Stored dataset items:
= = = =
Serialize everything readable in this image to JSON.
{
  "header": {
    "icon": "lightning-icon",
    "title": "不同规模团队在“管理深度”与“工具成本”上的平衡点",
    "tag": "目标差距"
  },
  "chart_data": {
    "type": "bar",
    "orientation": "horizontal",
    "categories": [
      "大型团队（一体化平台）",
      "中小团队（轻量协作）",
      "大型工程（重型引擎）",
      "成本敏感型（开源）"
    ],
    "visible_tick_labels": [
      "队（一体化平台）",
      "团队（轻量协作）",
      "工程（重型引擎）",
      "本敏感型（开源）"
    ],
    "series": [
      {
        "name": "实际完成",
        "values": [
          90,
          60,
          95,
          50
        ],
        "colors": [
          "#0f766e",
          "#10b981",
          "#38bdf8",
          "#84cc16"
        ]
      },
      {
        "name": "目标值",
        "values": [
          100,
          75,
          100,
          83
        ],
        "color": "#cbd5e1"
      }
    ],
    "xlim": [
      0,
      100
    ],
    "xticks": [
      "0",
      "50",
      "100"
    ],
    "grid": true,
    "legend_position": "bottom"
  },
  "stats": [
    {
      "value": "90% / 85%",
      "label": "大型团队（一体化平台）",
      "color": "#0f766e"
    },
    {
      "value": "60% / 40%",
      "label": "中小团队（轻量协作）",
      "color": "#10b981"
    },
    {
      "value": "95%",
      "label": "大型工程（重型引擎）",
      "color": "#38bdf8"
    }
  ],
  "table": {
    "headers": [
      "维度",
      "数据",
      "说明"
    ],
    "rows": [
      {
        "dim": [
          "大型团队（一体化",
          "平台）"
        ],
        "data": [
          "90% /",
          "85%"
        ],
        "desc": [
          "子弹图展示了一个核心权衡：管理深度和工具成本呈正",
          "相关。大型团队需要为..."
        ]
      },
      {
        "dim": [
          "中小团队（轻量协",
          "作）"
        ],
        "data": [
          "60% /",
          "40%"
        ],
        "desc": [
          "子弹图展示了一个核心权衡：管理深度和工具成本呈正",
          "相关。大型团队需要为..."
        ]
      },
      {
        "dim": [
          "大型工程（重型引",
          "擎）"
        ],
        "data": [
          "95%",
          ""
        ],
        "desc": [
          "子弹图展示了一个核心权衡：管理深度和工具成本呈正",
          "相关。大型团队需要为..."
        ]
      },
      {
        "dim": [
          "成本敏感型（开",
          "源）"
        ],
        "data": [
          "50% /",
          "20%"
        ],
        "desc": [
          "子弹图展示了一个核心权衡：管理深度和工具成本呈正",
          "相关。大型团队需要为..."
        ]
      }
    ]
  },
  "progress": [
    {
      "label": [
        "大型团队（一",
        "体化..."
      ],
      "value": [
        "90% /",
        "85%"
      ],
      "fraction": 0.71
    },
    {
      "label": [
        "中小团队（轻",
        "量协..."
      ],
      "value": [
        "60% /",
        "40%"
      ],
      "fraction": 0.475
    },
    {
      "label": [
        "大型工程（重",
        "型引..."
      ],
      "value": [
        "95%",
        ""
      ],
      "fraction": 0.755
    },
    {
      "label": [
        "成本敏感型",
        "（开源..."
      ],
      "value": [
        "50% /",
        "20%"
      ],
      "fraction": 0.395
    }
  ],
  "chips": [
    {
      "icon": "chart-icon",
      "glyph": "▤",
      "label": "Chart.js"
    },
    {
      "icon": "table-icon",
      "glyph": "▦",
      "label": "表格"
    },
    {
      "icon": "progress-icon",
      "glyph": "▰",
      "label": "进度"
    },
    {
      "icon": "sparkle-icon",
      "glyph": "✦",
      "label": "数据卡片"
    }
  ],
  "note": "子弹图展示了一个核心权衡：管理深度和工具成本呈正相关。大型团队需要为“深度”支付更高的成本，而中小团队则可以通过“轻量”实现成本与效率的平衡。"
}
= = = =
(Challenge) Out of the records, collect only those lines that contain the string "icon".

(Task response)
    "icon": "lightning-icon",
      "icon": "chart-icon",
      "icon": "table-icon",
      "icon": "progress-icon",
      "icon": "sparkle-icon",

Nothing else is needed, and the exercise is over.